Stored dataset items
______

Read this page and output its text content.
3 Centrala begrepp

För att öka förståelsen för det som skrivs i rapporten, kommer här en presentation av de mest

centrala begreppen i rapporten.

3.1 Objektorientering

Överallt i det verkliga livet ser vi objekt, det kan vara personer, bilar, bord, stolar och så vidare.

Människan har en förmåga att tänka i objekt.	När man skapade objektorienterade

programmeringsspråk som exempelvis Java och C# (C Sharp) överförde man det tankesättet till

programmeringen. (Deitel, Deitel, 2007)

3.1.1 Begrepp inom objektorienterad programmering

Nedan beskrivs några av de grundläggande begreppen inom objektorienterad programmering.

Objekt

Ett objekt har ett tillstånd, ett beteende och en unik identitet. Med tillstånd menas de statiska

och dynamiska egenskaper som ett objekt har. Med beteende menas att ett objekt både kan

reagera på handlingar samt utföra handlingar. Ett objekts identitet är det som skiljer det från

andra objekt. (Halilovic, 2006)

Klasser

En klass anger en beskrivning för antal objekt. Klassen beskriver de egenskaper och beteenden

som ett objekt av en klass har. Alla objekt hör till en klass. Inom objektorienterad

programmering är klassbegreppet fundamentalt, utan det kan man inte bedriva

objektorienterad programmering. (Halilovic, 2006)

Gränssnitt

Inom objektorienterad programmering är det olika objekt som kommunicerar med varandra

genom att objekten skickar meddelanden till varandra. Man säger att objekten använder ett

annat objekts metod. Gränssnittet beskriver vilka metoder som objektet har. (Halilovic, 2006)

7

______

_TASK REQUIREMENTS:_
Each line of the records should be transcribed without change.

_OUTPUT OF THE TASK:_
Read this page and output its text content.
3 Centrala begrepp

För att öka förståelsen för det som skrivs i rapporten, kommer här en presentation av de mest

centrala begreppen i rapporten.

3.1 Objektorientering

Överallt i det verkliga livet ser vi objekt, det kan vara personer, bilar, bord, stolar och så vidare.

Människan har en förmåga att tänka i objekt.	När man skapade objektorienterade

programmeringsspråk som exempelvis Java och C# (C Sharp) överförde man det tankesättet till

programmeringen. (Deitel, Deitel, 2007)

3.1.1 Begrepp inom objektorienterad programmering

Nedan beskrivs några av de grundläggande begreppen inom objektorienterad programmering.

Objekt

Ett objekt har ett tillstånd, ett beteende och en unik identitet. Med tillstånd menas de statiska

och dynamiska egenskaper som ett objekt har. Med beteende menas att ett objekt både kan

reagera på handlingar samt utföra handlingar. Ett objekts identitet är det som skiljer det från

andra objekt. (Halilovic, 2006)

Klasser

En klass anger en beskrivning för antal objekt. Klassen beskriver de egenskaper och beteenden

som ett objekt av en klass har. Alla objekt hör till en klass. Inom objektorienterad

programmering är klassbegreppet fundamentalt, utan det kan man inte bedriva

objektorienterad programmering. (Halilovic, 2006)

Gränssnitt

Inom objektorienterad programmering är det olika objekt som kommunicerar med varandra

genom att objekten skickar meddelanden till varandra. Man säger att objekten använder ett

annat objekts metod. Gränssnittet beskriver vilka metoder som objektet har. (Halilovic, 2006)

7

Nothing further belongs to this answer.